* _Prompt_: Here are some records; return them all exactly.

* _Raw records_:
┄┄┄┄┄┄┄┄┄┄

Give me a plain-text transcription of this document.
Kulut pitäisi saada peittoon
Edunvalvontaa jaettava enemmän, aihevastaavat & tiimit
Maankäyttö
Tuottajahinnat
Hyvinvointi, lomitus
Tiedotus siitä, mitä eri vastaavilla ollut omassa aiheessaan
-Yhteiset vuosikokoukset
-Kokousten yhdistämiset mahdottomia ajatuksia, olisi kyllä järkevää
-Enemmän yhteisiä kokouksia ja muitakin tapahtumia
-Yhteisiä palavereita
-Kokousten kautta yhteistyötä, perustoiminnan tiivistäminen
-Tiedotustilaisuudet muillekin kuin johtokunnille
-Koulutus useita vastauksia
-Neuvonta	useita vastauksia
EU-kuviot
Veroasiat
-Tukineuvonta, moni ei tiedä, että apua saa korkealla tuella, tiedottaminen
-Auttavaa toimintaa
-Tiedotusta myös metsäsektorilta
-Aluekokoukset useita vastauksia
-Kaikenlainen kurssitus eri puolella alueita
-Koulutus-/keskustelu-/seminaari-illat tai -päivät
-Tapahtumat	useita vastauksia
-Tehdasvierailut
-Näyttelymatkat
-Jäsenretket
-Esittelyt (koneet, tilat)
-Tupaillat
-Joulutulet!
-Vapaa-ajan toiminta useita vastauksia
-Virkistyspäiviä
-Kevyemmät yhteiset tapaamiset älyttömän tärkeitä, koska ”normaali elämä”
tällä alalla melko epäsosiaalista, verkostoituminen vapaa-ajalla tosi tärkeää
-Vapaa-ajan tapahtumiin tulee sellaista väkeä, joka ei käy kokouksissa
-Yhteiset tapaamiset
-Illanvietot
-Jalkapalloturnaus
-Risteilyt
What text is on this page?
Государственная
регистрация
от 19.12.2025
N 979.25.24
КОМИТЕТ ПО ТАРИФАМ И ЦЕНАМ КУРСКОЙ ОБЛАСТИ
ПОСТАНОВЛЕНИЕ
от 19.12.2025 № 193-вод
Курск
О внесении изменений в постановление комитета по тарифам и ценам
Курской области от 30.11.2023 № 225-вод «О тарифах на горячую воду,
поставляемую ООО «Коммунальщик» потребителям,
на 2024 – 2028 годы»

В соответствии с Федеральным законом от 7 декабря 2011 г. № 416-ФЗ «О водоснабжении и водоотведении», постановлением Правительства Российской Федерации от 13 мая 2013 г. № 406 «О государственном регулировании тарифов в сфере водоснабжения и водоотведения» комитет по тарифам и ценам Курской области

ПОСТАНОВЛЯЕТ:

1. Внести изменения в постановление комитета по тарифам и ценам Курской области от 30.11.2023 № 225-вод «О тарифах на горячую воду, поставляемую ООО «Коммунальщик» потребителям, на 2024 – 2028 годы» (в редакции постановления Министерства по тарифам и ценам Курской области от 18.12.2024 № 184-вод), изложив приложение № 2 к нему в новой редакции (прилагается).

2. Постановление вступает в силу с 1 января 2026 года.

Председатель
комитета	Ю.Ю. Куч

┄┄┄┄┄┄┄┄┄┄

* _Right answer_:
Give me a plain-text transcription of this document.
Kulut pitäisi saada peittoon
Edunvalvontaa jaettava enemmän, aihevastaavat & tiimit
Maankäyttö
Tuottajahinnat
Hyvinvointi, lomitus
Tiedotus siitä, mitä eri vastaavilla ollut omassa aiheessaan
-Yhteiset vuosikokoukset
-Kokousten yhdistämiset mahdottomia ajatuksia, olisi kyllä järkevää
-Enemmän yhteisiä kokouksia ja muitakin tapahtumia
-Yhteisiä palavereita
-Kokousten kautta yhteistyötä, perustoiminnan tiivistäminen
-Tiedotustilaisuudet muillekin kuin johtokunnille
-Koulutus useita vastauksia
-Neuvonta	useita vastauksia
EU-kuviot
Veroasiat
-Tukineuvonta, moni ei tiedä, että apua saa korkealla tuella, tiedottaminen
-Auttavaa toimintaa
-Tiedotusta myös metsäsektorilta
-Aluekokoukset useita vastauksia
-Kaikenlainen kurssitus eri puolella alueita
-Koulutus-/keskustelu-/seminaari-illat tai -päivät
-Tapahtumat	useita vastauksia
-Tehdasvierailut
-Näyttelymatkat
-Jäsenretket
-Esittelyt (koneet, tilat)
-Tupaillat
-Joulutulet!
-Vapaa-ajan toiminta useita vastauksia
-Virkistyspäiviä
-Kevyemmät yhteiset tapaamiset älyttömän tärkeitä, koska ”normaali elämä”
tällä alalla melko epäsosiaalista, verkostoituminen vapaa-ajalla tosi tärkeää
-Vapaa-ajan tapahtumiin tulee sellaista väkeä, joka ei käy kokouksissa
-Yhteiset tapaamiset
-Illanvietot
-Jalkapalloturnaus
-Risteilyt
What text is on this page?
Государственная
регистрация
от 19.12.2025
N 979.25.24
КОМИТЕТ ПО ТАРИФАМ И ЦЕНАМ КУРСКОЙ ОБЛАСТИ
ПОСТАНОВЛЕНИЕ
от 19.12.2025 № 193-вод
Курск
О внесении изменений в постановление комитета по тарифам и ценам
Курской области от 30.11.2023 № 225-вод «О тарифах на горячую воду,
поставляемую ООО «Коммунальщик» потребителям,
на 2024 – 2028 годы»

В соответствии с Федеральным законом от 7 декабря 2011 г. № 416-ФЗ «О водоснабжении и водоотведении», постановлением Правительства Российской Федерации от 13 мая 2013 г. № 406 «О государственном регулировании тарифов в сфере водоснабжения и водоотведения» комитет по тарифам и ценам Курской области

ПОСТАНОВЛЯЕТ:

1. Внести изменения в постановление комитета по тарифам и ценам Курской области от 30.11.2023 № 225-вод «О тарифах на горячую воду, поставляемую ООО «Коммунальщик» потребителям, на 2024 – 2028 годы» (в редакции постановления Министерства по тарифам и ценам Курской области от 18.12.2024 № 184-вод), изложив приложение № 2 к нему в новой редакции (прилагается).

2. Постановление вступает в силу с 1 января 2026 года.

Председатель
комитета	Ю.Ю. Куч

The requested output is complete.